Goal: Please copy all the lines that follow, word for word.

===== Stored rows

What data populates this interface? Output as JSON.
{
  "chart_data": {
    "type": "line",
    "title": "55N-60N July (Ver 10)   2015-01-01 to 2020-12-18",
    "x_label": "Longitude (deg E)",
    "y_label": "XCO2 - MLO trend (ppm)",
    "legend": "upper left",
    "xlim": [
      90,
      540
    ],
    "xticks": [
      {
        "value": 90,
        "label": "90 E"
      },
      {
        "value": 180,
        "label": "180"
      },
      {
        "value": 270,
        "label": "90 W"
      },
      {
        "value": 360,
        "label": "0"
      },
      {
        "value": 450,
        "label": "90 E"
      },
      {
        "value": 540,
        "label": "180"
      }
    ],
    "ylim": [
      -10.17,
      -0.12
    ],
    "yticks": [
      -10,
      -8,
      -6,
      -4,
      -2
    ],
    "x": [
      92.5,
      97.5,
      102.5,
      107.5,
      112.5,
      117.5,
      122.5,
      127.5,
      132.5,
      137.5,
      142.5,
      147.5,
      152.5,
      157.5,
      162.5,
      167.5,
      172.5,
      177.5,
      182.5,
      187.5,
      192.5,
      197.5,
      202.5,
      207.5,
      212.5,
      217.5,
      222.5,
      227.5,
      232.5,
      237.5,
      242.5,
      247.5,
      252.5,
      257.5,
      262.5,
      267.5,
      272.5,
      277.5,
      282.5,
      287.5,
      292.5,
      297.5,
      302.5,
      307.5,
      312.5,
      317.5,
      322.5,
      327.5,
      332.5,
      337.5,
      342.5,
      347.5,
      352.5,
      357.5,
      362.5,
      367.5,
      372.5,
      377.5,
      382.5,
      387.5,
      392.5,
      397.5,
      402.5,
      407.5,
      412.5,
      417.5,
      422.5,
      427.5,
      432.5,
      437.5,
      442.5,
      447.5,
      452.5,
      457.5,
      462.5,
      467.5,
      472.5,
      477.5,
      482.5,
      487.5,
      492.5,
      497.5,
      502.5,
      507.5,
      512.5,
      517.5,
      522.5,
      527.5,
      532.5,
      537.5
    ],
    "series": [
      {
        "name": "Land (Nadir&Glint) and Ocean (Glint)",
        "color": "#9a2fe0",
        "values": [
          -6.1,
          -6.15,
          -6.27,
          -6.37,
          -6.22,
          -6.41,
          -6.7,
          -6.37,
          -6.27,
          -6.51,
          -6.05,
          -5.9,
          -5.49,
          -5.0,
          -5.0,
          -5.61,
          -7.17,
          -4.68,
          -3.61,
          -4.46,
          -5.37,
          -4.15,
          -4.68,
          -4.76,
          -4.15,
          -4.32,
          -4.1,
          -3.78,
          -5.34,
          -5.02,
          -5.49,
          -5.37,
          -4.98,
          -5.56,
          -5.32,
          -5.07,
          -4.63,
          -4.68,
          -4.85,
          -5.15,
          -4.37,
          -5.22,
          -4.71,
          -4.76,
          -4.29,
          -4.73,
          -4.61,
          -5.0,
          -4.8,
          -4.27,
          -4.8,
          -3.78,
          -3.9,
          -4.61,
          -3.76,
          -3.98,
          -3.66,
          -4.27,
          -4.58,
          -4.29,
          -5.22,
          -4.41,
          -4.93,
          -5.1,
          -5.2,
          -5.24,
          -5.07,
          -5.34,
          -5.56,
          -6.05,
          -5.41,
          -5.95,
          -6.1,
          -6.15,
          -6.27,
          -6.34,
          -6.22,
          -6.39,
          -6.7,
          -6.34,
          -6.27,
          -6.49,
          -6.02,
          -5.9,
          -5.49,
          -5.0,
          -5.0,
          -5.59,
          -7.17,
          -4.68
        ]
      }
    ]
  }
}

==========

Response to the task:
What data populates this interface? Output as JSON.
{
  "chart_data": {
    "type": "line",
    "title": "55N-60N July (Ver 10)   2015-01-01 to 2020-12-18",
    "x_label": "Longitude (deg E)",
    "y_label": "XCO2 - MLO trend (ppm)",
    "legend": "upper left",
    "xlim": [
      90,
      540
    ],
    "xticks": [
      {
        "value": 90,
        "label": "90 E"
      },
      {
        "value": 180,
        "label": "180"
      },
      {
        "value": 270,
        "label": "90 W"
      },
      {
        "value": 360,
        "label": "0"
      },
      {
        "value": 450,
        "label": "90 E"
      },
      {
        "value": 540,
        "label": "180"
      }
    ],
    "ylim": [
      -10.17,
      -0.12
    ],
    "yticks": [
      -10,
      -8,
      -6,
      -4,
      -2
    ],
    "x": [
      92.5,
      97.5,
      102.5,
      107.5,
      112.5,
      117.5,
      122.5,
      127.5,
      132.5,
      137.5,
      142.5,
      147.5,
      152.5,
      157.5,
      162.5,
      167.5,
      172.5,
      177.5,
      182.5,
      187.5,
      192.5,
      197.5,
      202.5,
      207.5,
      212.5,
      217.5,
      222.5,
      227.5,
      232.5,
      237.5,
      242.5,
      247.5,
      252.5,
      257.5,
      262.5,
      267.5,
      272.5,
      277.5,
      282.5,
      287.5,
      292.5,
      297.5,
      302.5,
      307.5,
      312.5,
      317.5,
      322.5,
      327.5,
      332.5,
      337.5,
      342.5,
      347.5,
      352.5,
      357.5,
      362.5,
      367.5,
      372.5,
      377.5,
      382.5,
      387.5,
      392.5,
      397.5,
      402.5,
      407.5,
      412.5,
      417.5,
      422.5,
      427.5,
      432.5,
      437.5,
      442.5,
      447.5,
      452.5,
      457.5,
      462.5,
      467.5,
      472.5,
      477.5,
      482.5,
      487.5,
      492.5,
      497.5,
      502.5,
      507.5,
      512.5,
      517.5,
      522.5,
      527.5,
      532.5,
      537.5
    ],
    "series": [
      {
        "name": "Land (Nadir&Glint) and Ocean (Glint)",
        "color": "#9a2fe0",
        "values": [
          -6.1,
          -6.15,
          -6.27,
          -6.37,
          -6.22,
          -6.41,
          -6.7,
          -6.37,
          -6.27,
          -6.51,
          -6.05,
          -5.9,
          -5.49,
          -5.0,
          -5.0,
          -5.61,
          -7.17,
          -4.68,
          -3.61,
          -4.46,
          -5.37,
          -4.15,
          -4.68,
          -4.76,
          -4.15,
          -4.32,
          -4.1,
          -3.78,
          -5.34,
          -5.02,
          -5.49,
          -5.37,
          -4.98,
          -5.56,
          -5.32,
          -5.07,
          -4.63,
          -4.68,
          -4.85,
          -5.15,
          -4.37,
          -5.22,
          -4.71,
          -4.76,
          -4.29,
          -4.73,
          -4.61,
          -5.0,
          -4.8,
          -4.27,
          -4.8,
          -3.78,
          -3.9,
          -4.61,
          -3.76,
          -3.98,
          -3.66,
          -4.27,
          -4.58,
          -4.29,
          -5.22,
          -4.41,
          -4.93,
          -5.1,
          -5.2,
          -5.24,
          -5.07,
          -5.34,
          -5.56,
          -6.05,
          -5.41,
          -5.95,
          -6.1,
          -6.15,
          -6.27,
          -6.34,
          -6.22,
          -6.39,
          -6.7,
          -6.34,
          -6.27,
          -6.49,
          -6.02,
          -5.9,
          -5.49,
          -5.0,
          -5.0,
          -5.59,
          -7.17,
          -4.68
        ]
      }
    ]
  }
}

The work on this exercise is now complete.